Exercise requirements:
Print all the data, keeping every line exactly as it is.

##########

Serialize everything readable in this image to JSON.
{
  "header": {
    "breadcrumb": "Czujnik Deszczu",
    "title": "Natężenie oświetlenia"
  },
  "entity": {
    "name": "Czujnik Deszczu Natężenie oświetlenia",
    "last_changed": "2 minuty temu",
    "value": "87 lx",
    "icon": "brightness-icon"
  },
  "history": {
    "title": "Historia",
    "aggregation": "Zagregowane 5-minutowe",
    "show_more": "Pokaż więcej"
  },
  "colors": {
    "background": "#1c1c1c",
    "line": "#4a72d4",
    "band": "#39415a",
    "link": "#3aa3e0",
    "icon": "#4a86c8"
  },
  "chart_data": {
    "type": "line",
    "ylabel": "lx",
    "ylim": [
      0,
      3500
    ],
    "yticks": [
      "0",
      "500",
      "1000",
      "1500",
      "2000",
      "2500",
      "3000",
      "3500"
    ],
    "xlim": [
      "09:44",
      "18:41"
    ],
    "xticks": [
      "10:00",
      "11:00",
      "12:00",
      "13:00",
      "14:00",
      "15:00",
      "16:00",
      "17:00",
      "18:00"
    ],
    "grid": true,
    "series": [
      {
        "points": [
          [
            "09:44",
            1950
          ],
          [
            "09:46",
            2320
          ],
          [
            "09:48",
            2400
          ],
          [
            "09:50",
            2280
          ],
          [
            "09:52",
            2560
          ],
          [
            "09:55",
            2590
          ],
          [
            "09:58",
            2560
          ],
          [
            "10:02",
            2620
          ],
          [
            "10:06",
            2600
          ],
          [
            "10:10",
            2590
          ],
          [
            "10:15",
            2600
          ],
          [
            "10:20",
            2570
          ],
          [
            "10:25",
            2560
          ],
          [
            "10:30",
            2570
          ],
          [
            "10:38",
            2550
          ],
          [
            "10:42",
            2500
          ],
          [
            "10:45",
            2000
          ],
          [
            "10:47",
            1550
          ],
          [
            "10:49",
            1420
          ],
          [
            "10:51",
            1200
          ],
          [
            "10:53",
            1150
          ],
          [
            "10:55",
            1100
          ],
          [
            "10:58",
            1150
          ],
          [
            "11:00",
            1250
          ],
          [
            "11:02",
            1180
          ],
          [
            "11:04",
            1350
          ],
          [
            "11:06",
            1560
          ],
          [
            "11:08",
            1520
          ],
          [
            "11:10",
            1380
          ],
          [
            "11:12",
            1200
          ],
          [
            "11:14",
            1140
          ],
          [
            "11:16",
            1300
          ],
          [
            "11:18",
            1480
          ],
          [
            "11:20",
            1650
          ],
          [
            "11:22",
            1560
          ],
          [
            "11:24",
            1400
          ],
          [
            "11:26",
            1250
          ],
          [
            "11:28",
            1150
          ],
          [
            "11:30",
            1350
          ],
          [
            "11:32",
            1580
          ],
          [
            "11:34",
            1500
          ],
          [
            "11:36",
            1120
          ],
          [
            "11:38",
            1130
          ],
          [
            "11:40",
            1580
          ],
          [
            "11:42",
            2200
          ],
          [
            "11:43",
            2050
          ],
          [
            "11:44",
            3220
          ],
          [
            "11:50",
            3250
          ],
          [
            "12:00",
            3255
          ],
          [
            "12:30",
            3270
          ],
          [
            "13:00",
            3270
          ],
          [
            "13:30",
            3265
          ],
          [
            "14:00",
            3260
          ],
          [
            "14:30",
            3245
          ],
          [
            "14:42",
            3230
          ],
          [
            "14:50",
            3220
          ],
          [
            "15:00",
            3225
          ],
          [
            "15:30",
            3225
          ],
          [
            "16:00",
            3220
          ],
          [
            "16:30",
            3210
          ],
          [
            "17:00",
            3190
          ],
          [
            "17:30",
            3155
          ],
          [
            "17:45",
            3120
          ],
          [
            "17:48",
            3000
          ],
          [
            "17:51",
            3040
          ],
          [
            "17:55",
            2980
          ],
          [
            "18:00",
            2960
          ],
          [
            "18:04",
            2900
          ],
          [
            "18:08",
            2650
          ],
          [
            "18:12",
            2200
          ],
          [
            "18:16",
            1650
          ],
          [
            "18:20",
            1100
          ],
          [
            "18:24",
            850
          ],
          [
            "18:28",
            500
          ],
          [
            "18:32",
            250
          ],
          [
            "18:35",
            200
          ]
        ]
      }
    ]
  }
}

##########

Result:
Serialize everything readable in this image to JSON.
{
  "header": {
    "breadcrumb": "Czujnik Deszczu",
    "title": "Natężenie oświetlenia"
  },
  "entity": {
    "name": "Czujnik Deszczu Natężenie oświetlenia",
    "last_changed": "2 minuty temu",
    "value": "87 lx",
    "icon": "brightness-icon"
  },
  "history": {
    "title": "Historia",
    "aggregation": "Zagregowane 5-minutowe",
    "show_more": "Pokaż więcej"
  },
  "colors": {
    "background": "#1c1c1c",
    "line": "#4a72d4",
    "band": "#39415a",
    "link": "#3aa3e0",
    "icon": "#4a86c8"
  },
  "chart_data": {
    "type": "line",
    "ylabel": "lx",
    "ylim": [
      0,
      3500
    ],
    "yticks": [
      "0",
      "500",
      "1000",
      "1500",
      "2000",
      "2500",
      "3000",
      "3500"
    ],
    "xlim": [
      "09:44",
      "18:41"
    ],
    "xticks": [
      "10:00",
      "11:00",
      "12:00",
      "13:00",
      "14:00",
      "15:00",
      "16:00",
      "17:00",
      "18:00"
    ],
    "grid": true,
    "series": [
      {
        "points": [
          [
            "09:44",
            1950
          ],
          [
            "09:46",
            2320
          ],
          [
            "09:48",
            2400
          ],
          [
            "09:50",
            2280
          ],
          [
            "09:52",
            2560
          ],
          [
            "09:55",
            2590
          ],
          [
            "09:58",
            2560
          ],
          [
            "10:02",
            2620
          ],
          [
            "10:06",
            2600
          ],
          [
            "10:10",
            2590
          ],
          [
            "10:15",
            2600
          ],
          [
            "10:20",
            2570
          ],
          [
            "10:25",
            2560
          ],
          [
            "10:30",
            2570
          ],
          [
            "10:38",
            2550
          ],
          [
            "10:42",
            2500
          ],
          [
            "10:45",
            2000
          ],
          [
            "10:47",
            1550
          ],
          [
            "10:49",
            1420
          ],
          [
            "10:51",
            1200
          ],
          [
            "10:53",
            1150
          ],
          [
            "10:55",
            1100
          ],
          [
            "10:58",
            1150
          ],
          [
            "11:00",
            1250
          ],
          [
            "11:02",
            1180
          ],
          [
            "11:04",
            1350
          ],
          [
            "11:06",
            1560
          ],
          [
            "11:08",
            1520
          ],
          [
            "11:10",
            1380
          ],
          [
            "11:12",
            1200
          ],
          [
            "11:14",
            1140
          ],
          [
            "11:16",
            1300
          ],
          [
            "11:18",
            1480
          ],
          [
            "11:20",
            1650
          ],
          [
            "11:22",
            1560
          ],
          [
            "11:24",
            1400
          ],
          [
            "11:26",
            1250
          ],
          [
            "11:28",
            1150
          ],
          [
            "11:30",
            1350
          ],
          [
            "11:32",
            1580
          ],
          [
            "11:34",
            1500
          ],
          [
            "11:36",
            1120
          ],
          [
            "11:38",
            1130
          ],
          [
            "11:40",
            1580
          ],
          [
            "11:42",
            2200
          ],
          [
            "11:43",
            2050
          ],
          [
            "11:44",
            3220
          ],
          [
            "11:50",
            3250
          ],
          [
            "12:00",
            3255
          ],
          [
            "12:30",
            3270
          ],
          [
            "13:00",
            3270
          ],
          [
            "13:30",
            3265
          ],
          [
            "14:00",
            3260
          ],
          [
            "14:30",
            3245
          ],
          [
            "14:42",
            3230
          ],
          [
            "14:50",
            3220
          ],
          [
            "15:00",
            3225
          ],
          [
            "15:30",
            3225
          ],
          [
            "16:00",
            3220
          ],
          [
            "16:30",
            3210
          ],
          [
            "17:00",
            3190
          ],
          [
            "17:30",
            3155
          ],
          [
            "17:45",
            3120
          ],
          [
            "17:48",
            3000
          ],
          [
            "17:51",
            3040
          ],
          [
            "17:55",
            2980
          ],
          [
            "18:00",
            2960
          ],
          [
            "18:04",
            2900
          ],
          [
            "18:08",
            2650
          ],
          [
            "18:12",
            2200
          ],
          [
            "18:16",
            1650
          ],
          [
            "18:20",
            1100
          ],
          [
            "18:24",
            850
          ],
          [
            "18:28",
            500
          ],
          [
            "18:32",
            250
          ],
          [
            "18:35",
            200
          ]
        ]
      }
    ]
  }
}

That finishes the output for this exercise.